(RECORDS FOR THE TASK):
════
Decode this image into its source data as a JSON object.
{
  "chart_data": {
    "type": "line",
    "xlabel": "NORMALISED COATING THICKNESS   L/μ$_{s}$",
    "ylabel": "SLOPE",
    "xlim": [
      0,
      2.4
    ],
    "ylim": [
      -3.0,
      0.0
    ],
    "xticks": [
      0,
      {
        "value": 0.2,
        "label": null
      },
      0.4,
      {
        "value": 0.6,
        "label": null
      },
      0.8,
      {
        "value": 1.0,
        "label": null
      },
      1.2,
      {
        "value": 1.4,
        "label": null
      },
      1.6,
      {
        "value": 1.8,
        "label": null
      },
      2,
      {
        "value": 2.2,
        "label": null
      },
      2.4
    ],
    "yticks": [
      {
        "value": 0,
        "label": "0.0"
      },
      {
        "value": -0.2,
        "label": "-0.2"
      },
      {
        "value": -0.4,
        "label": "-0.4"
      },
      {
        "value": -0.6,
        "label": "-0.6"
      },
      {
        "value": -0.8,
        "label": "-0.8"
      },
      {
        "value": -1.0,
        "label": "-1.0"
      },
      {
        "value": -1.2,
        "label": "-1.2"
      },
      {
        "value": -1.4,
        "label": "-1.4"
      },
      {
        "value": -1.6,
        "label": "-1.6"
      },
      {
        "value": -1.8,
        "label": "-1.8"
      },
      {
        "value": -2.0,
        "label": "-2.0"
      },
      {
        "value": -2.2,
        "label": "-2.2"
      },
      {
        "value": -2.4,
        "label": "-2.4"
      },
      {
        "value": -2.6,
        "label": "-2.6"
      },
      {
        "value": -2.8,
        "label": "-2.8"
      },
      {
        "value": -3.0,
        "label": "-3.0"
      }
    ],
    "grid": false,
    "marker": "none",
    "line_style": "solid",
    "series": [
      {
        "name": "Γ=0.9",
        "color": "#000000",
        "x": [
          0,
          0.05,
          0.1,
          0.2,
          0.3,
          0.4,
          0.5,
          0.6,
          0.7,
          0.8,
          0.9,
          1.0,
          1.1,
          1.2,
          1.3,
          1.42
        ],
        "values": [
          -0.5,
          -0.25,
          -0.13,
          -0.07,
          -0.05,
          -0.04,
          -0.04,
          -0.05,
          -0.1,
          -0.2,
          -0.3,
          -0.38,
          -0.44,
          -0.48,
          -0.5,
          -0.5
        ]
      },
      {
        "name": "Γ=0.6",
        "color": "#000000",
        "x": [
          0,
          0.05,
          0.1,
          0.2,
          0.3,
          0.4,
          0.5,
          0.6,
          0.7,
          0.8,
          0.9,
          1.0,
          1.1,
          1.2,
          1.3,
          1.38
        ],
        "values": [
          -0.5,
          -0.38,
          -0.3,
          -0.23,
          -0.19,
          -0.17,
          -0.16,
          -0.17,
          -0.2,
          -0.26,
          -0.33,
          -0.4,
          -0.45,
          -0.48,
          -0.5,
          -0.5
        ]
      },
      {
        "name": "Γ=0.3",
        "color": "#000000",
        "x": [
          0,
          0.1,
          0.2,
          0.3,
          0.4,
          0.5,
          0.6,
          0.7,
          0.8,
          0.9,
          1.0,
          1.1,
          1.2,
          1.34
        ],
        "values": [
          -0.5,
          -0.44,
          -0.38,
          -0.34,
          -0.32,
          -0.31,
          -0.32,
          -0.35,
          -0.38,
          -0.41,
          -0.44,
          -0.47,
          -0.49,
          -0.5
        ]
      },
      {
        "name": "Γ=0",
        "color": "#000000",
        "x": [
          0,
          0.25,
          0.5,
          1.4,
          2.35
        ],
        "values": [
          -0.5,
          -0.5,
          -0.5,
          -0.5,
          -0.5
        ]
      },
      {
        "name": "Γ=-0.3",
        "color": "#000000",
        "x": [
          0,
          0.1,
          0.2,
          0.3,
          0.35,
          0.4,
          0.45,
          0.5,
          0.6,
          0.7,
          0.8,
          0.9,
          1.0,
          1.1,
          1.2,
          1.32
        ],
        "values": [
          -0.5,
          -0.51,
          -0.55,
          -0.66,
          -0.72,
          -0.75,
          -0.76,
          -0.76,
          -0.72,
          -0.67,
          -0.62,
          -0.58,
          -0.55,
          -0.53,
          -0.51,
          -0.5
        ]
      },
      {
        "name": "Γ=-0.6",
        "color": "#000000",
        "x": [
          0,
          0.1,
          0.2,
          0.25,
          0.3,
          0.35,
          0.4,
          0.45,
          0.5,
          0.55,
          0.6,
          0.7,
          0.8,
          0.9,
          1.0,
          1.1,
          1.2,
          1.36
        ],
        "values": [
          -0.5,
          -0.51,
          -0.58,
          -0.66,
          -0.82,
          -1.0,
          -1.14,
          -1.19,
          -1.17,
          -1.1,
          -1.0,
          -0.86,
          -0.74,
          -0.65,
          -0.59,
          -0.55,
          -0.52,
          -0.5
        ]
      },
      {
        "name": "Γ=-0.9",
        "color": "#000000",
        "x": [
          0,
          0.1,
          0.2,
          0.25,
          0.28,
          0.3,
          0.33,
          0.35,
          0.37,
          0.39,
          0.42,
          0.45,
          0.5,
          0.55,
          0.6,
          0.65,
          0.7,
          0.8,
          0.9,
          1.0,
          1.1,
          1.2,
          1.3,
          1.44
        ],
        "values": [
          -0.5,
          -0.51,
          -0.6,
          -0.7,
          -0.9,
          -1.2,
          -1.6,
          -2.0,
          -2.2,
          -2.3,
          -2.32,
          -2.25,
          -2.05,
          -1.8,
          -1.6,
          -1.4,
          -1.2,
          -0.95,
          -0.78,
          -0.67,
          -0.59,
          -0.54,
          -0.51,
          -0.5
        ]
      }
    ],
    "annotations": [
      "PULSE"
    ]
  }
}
════
(TASK TO CARRY OUT): Copy all data exactly, start to finish.

(RESULT OF THE EXERCISE):
Decode this image into its source data as a JSON object.
{
  "chart_data": {
    "type": "line",
    "xlabel": "NORMALISED COATING THICKNESS   L/μ$_{s}$",
    "ylabel": "SLOPE",
    "xlim": [
      0,
      2.4
    ],
    "ylim": [
      -3.0,
      0.0
    ],
    "xticks": [
      0,
      {
        "value": 0.2,
        "label": null
      },
      0.4,
      {
        "value": 0.6,
        "label": null
      },
      0.8,
      {
        "value": 1.0,
        "label": null
      },
      1.2,
      {
        "value": 1.4,
        "label": null
      },
      1.6,
      {
        "value": 1.8,
        "label": null
      },
      2,
      {
        "value": 2.2,
        "label": null
      },
      2.4
    ],
    "yticks": [
      {
        "value": 0,
        "label": "0.0"
      },
      {
        "value": -0.2,
        "label": "-0.2"
      },
      {
        "value": -0.4,
        "label": "-0.4"
      },
      {
        "value": -0.6,
        "label": "-0.6"
      },
      {
        "value": -0.8,
        "label": "-0.8"
      },
      {
        "value": -1.0,
        "label": "-1.0"
      },
      {
        "value": -1.2,
        "label": "-1.2"
      },
      {
        "value": -1.4,
        "label": "-1.4"
      },
      {
        "value": -1.6,
        "label": "-1.6"
      },
      {
        "value": -1.8,
        "label": "-1.8"
      },
      {
        "value": -2.0,
        "label": "-2.0"
      },
      {
        "value": -2.2,
        "label": "-2.2"
      },
      {
        "value": -2.4,
        "label": "-2.4"
      },
      {
        "value": -2.6,
        "label": "-2.6"
      },
      {
        "value": -2.8,
        "label": "-2.8"
      },
      {
        "value": -3.0,
        "label": "-3.0"
      }
    ],
    "grid": false,
    "marker": "none",
    "line_style": "solid",
    "series": [
      {
        "name": "Γ=0.9",
        "color": "#000000",
        "x": [
          0,
          0.05,
          0.1,
          0.2,
          0.3,
          0.4,
          0.5,
          0.6,
          0.7,
          0.8,
          0.9,
          1.0,
          1.1,
          1.2,
          1.3,
          1.42
        ],
        "values": [
          -0.5,
          -0.25,
          -0.13,
          -0.07,
          -0.05,
          -0.04,
          -0.04,
          -0.05,
          -0.1,
          -0.2,
          -0.3,
          -0.38,
          -0.44,
          -0.48,
          -0.5,
          -0.5
        ]
      },
      {
        "name": "Γ=0.6",
        "color": "#000000",
        "x": [
          0,
          0.05,
          0.1,
          0.2,
          0.3,
          0.4,
          0.5,
          0.6,
          0.7,
          0.8,
          0.9,
          1.0,
          1.1,
          1.2,
          1.3,
          1.38
        ],
        "values": [
          -0.5,
          -0.38,
          -0.3,
          -0.23,
          -0.19,
          -0.17,
          -0.16,
          -0.17,
          -0.2,
          -0.26,
          -0.33,
          -0.4,
          -0.45,
          -0.48,
          -0.5,
          -0.5
        ]
      },
      {
        "name": "Γ=0.3",
        "color": "#000000",
        "x": [
          0,
          0.1,
          0.2,
          0.3,
          0.4,
          0.5,
          0.6,
          0.7,
          0.8,
          0.9,
          1.0,
          1.1,
          1.2,
          1.34
        ],
        "values": [
          -0.5,
          -0.44,
          -0.38,
          -0.34,
          -0.32,
          -0.31,
          -0.32,
          -0.35,
          -0.38,
          -0.41,
          -0.44,
          -0.47,
          -0.49,
          -0.5
        ]
      },
      {
        "name": "Γ=0",
        "color": "#000000",
        "x": [
          0,
          0.25,
          0.5,
          1.4,
          2.35
        ],
        "values": [
          -0.5,
          -0.5,
          -0.5,
          -0.5,
          -0.5
        ]
      },
      {
        "name": "Γ=-0.3",
        "color": "#000000",
        "x": [
          0,
          0.1,
          0.2,
          0.3,
          0.35,
          0.4,
          0.45,
          0.5,
          0.6,
          0.7,
          0.8,
          0.9,
          1.0,
          1.1,
          1.2,
          1.32
        ],
        "values": [
          -0.5,
          -0.51,
          -0.55,
          -0.66,
          -0.72,
          -0.75,
          -0.76,
          -0.76,
          -0.72,
          -0.67,
          -0.62,
          -0.58,
          -0.55,
          -0.53,
          -0.51,
          -0.5
        ]
      },
      {
        "name": "Γ=-0.6",
        "color": "#000000",
        "x": [
          0,
          0.1,
          0.2,
          0.25,
          0.3,
          0.35,
          0.4,
          0.45,
          0.5,
          0.55,
          0.6,
          0.7,
          0.8,
          0.9,
          1.0,
          1.1,
          1.2,
          1.36
        ],
        "values": [
          -0.5,
          -0.51,
          -0.58,
          -0.66,
          -0.82,
          -1.0,
          -1.14,
          -1.19,
          -1.17,
          -1.1,
          -1.0,
          -0.86,
          -0.74,
          -0.65,
          -0.59,
          -0.55,
          -0.52,
          -0.5
        ]
      },
      {
        "name": "Γ=-0.9",
        "color": "#000000",
        "x": [
          0,
          0.1,
          0.2,
          0.25,
          0.28,
          0.3,
          0.33,
          0.35,
          0.37,
          0.39,
          0.42,
          0.45,
          0.5,
          0.55,
          0.6,
          0.65,
          0.7,
          0.8,
          0.9,
          1.0,
          1.1,
          1.2,
          1.3,
          1.44
        ],
        "values": [
          -0.5,
          -0.51,
          -0.6,
          -0.7,
          -0.9,
          -1.2,
          -1.6,
          -2.0,
          -2.2,
          -2.3,
          -2.32,
          -2.25,
          -2.05,
          -1.8,
          -1.6,
          -1.4,
          -1.2,
          -0.95,
          -0.78,
          -0.67,
          -0.59,
          -0.54,
          -0.51,
          -0.5
        ]
      }
    ],
    "annotations": [
      "PULSE"
    ]
  }
}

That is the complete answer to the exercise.